**Requirements**.
List all the lines in these records that hold "Honey".

## BEGIN Data provided

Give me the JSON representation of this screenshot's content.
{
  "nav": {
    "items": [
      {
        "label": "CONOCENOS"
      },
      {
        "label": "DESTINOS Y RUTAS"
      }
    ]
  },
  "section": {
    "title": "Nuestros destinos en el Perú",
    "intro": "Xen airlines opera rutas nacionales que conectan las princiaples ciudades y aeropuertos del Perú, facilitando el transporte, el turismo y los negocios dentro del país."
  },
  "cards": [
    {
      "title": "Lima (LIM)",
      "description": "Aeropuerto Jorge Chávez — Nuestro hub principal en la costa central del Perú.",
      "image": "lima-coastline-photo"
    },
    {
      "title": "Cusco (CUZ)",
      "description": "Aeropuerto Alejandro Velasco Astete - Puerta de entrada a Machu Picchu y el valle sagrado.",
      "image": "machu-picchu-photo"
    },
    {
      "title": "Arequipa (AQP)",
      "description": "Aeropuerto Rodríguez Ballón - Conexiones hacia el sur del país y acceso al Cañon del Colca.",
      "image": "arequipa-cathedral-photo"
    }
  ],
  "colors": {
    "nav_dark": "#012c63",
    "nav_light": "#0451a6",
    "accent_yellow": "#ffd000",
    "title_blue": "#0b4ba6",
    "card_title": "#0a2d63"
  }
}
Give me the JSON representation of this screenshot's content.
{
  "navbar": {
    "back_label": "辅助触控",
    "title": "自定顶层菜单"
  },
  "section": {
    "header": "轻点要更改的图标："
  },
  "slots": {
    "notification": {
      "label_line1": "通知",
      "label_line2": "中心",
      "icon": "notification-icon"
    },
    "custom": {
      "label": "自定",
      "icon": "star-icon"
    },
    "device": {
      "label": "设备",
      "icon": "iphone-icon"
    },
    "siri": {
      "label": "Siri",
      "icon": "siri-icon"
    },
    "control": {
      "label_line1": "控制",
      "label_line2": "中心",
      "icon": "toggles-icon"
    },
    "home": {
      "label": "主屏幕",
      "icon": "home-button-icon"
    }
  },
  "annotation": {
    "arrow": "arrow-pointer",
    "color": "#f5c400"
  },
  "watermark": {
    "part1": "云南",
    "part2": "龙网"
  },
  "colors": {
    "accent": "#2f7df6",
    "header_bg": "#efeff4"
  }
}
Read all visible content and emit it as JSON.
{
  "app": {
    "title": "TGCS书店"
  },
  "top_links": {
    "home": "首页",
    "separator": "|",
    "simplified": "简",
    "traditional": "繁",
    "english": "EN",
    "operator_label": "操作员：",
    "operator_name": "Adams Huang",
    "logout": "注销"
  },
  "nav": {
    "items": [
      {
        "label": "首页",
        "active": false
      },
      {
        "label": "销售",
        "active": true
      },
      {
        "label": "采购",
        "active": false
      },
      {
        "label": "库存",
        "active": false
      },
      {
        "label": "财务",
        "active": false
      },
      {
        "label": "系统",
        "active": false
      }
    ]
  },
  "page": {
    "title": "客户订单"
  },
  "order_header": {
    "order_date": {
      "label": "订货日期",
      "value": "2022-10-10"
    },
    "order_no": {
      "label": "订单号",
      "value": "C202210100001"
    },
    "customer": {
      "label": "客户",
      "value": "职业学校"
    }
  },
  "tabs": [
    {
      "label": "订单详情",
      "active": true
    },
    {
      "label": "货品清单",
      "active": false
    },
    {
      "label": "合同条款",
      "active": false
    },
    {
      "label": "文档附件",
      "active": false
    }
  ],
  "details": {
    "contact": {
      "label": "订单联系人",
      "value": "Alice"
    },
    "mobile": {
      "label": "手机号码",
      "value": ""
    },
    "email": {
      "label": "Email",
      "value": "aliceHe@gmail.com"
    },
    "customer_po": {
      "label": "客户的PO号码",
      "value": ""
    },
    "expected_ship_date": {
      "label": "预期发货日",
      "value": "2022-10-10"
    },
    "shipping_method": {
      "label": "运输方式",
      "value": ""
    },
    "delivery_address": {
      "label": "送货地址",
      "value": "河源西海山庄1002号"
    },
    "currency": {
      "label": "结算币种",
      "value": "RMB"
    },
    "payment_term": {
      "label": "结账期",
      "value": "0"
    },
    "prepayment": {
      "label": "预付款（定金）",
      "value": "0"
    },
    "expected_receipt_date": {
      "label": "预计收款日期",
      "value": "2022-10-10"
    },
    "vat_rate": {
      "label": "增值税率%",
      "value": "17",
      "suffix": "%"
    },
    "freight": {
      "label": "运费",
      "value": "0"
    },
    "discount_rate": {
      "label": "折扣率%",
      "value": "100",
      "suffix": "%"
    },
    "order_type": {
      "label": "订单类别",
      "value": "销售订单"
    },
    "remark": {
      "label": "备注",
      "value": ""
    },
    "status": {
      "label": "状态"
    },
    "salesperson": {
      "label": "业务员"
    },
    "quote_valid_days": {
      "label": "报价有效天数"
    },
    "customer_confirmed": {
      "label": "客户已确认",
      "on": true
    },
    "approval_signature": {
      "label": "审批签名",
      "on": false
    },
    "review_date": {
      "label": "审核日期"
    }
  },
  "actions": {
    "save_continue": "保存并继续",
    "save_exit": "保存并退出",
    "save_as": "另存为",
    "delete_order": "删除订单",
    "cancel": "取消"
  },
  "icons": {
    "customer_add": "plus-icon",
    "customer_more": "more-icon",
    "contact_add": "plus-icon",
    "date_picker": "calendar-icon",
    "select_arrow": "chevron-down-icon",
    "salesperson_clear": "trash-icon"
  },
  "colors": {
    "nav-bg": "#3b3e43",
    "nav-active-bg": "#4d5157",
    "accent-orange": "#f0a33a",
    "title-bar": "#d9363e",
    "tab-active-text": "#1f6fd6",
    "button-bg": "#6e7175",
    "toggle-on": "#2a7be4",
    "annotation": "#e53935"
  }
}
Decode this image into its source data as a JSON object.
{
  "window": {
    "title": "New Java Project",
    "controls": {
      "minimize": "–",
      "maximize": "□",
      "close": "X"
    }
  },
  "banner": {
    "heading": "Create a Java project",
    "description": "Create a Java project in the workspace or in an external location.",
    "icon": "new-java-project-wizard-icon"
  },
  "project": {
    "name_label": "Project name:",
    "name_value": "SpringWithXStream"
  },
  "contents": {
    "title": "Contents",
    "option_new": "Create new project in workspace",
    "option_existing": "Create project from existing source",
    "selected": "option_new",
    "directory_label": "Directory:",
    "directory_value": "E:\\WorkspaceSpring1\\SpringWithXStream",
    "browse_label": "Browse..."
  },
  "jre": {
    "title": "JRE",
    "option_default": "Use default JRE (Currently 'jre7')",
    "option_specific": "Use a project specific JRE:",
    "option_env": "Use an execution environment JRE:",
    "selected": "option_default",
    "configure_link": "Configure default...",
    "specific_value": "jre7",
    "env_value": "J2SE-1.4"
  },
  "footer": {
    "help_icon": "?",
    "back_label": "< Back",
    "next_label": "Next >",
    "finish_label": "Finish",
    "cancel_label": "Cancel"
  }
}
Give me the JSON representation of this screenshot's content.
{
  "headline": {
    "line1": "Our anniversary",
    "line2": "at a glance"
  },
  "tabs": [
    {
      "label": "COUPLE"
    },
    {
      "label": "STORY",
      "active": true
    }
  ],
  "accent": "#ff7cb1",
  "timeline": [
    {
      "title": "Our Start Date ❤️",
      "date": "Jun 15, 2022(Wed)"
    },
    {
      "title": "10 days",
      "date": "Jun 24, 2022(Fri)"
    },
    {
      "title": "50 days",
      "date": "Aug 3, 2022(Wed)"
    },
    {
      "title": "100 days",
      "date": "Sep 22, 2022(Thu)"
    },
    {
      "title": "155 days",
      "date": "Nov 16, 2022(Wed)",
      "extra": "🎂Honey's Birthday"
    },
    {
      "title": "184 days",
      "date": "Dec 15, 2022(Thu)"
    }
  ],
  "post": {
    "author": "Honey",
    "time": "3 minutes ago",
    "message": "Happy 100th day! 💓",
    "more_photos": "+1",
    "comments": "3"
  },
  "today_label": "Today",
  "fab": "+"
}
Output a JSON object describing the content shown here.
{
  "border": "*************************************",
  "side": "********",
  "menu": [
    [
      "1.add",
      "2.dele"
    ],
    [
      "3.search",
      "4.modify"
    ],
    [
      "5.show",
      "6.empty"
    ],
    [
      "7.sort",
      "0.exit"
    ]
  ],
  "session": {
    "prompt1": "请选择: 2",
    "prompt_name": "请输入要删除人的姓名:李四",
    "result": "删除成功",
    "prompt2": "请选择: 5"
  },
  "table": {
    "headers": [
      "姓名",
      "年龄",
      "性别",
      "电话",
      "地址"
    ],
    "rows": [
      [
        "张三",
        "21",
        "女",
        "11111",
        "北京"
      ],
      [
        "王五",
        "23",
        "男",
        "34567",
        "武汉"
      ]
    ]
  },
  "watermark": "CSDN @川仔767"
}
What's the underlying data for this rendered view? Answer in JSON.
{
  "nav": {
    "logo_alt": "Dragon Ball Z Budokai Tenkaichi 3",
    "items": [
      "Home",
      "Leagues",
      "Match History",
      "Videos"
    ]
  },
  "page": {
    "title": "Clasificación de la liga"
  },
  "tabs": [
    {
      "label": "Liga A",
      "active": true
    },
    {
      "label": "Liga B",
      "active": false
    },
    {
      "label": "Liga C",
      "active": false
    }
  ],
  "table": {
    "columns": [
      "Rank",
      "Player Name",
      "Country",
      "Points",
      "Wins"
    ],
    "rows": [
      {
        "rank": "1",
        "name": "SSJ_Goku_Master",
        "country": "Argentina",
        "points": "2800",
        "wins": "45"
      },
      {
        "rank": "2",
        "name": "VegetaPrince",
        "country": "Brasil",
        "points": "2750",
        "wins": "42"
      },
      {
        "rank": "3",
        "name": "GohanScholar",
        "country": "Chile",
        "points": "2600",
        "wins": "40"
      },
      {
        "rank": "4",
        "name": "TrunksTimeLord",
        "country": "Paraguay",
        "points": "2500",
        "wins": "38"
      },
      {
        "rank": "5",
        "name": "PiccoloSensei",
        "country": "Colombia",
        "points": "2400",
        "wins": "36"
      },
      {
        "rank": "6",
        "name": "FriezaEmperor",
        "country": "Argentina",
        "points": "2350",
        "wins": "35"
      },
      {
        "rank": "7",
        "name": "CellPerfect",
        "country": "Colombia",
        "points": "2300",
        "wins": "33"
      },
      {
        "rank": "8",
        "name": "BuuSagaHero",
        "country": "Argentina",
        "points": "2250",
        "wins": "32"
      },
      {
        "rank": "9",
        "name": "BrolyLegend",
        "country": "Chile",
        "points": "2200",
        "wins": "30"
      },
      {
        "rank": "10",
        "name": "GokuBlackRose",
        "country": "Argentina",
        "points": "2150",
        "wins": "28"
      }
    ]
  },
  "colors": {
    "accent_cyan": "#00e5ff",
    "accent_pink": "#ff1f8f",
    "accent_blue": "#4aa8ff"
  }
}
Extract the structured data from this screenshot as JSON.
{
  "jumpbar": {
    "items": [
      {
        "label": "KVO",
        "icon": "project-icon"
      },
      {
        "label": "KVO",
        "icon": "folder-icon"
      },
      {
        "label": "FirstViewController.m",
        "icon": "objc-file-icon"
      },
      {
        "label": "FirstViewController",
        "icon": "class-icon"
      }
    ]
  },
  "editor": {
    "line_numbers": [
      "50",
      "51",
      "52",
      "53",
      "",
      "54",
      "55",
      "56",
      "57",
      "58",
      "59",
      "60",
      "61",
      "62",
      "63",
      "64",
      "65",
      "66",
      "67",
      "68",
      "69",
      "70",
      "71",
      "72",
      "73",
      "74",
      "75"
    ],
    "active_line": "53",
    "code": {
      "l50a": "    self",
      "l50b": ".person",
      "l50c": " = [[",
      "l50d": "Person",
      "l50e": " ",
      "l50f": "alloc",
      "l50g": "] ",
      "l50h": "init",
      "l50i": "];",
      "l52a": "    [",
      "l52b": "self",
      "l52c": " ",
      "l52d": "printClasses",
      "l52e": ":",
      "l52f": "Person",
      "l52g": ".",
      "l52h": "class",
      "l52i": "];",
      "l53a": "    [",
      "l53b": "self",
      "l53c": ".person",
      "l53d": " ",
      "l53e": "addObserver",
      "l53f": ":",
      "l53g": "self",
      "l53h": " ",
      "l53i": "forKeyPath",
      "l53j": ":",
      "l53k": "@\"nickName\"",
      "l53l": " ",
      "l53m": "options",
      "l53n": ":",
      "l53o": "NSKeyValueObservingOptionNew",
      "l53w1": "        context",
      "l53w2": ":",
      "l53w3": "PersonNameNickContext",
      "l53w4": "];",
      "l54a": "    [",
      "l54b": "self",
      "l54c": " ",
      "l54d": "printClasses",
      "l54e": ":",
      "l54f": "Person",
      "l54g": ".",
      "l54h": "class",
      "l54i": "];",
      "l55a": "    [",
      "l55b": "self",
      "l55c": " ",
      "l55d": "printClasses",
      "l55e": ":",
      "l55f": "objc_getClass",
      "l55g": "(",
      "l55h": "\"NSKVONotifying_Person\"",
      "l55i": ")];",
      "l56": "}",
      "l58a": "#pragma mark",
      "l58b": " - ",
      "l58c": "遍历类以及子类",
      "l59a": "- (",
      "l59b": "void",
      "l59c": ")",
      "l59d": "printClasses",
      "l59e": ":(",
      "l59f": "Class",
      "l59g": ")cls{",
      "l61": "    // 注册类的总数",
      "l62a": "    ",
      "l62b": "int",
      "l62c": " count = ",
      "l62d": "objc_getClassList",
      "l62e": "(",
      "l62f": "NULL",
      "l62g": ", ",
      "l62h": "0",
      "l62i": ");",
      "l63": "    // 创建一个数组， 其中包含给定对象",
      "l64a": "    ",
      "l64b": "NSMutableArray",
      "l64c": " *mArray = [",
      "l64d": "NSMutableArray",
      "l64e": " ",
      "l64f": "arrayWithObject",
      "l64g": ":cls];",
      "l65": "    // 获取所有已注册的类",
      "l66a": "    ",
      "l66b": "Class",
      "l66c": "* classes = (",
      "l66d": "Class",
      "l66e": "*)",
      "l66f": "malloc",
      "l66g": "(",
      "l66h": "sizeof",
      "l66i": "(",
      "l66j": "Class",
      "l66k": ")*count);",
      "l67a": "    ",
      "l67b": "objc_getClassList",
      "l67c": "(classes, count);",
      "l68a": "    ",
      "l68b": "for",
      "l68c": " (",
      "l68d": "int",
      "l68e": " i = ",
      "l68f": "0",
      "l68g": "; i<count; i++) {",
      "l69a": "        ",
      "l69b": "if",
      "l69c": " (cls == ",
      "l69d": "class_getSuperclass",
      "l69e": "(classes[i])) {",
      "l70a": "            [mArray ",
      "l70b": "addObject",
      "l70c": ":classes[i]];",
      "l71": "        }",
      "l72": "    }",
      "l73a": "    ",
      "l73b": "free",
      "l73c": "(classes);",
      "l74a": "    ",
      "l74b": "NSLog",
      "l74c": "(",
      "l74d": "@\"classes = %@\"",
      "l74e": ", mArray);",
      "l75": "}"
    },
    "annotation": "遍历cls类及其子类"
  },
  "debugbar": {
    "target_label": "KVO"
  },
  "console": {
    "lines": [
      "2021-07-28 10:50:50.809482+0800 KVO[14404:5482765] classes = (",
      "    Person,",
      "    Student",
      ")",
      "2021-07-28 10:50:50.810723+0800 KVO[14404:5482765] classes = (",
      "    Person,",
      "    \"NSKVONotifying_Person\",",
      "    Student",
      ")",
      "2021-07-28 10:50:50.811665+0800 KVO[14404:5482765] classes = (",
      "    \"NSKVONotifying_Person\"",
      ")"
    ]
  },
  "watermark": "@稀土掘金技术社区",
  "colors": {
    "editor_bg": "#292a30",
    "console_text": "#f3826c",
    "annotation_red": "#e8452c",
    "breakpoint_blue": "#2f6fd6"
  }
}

## END Data provided

**Full solution**.
      "extra": "🎂Honey's Birthday"
    "author": "Honey",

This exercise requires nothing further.